▸ EXERCISE
Retype each record shown below, leaving every character as it is.

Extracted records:
--
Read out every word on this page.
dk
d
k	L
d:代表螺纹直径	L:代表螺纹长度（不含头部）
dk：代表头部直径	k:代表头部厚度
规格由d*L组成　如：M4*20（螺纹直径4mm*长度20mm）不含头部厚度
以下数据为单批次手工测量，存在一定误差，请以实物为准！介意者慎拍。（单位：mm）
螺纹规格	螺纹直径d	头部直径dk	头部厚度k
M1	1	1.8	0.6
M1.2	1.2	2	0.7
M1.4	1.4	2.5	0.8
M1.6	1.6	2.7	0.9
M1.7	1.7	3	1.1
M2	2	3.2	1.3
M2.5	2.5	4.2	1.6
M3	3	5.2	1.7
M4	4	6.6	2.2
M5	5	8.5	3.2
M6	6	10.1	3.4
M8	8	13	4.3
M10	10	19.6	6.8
--
▸ TASK OUTPUT
Read out every word on this page.
dk
d
k	L
d:代表螺纹直径	L:代表螺纹长度（不含头部）
dk：代表头部直径	k:代表头部厚度
规格由d*L组成　如：M4*20（螺纹直径4mm*长度20mm）不含头部厚度
以下数据为单批次手工测量，存在一定误差，请以实物为准！介意者慎拍。（单位：mm）
螺纹规格	螺纹直径d	头部直径dk	头部厚度k
M1	1	1.8	0.6
M1.2	1.2	2	0.7
M1.4	1.4	2.5	0.8
M1.6	1.6	2.7	0.9
M1.7	1.7	3	1.1
M2	2	3.2	1.3
M2.5	2.5	4.2	1.6
M3	3	5.2	1.7
M4	4	6.6	2.2
M5	5	8.5	3.2
M6	6	10.1	3.4
M8	8	13	4.3
M10	10	19.6	6.8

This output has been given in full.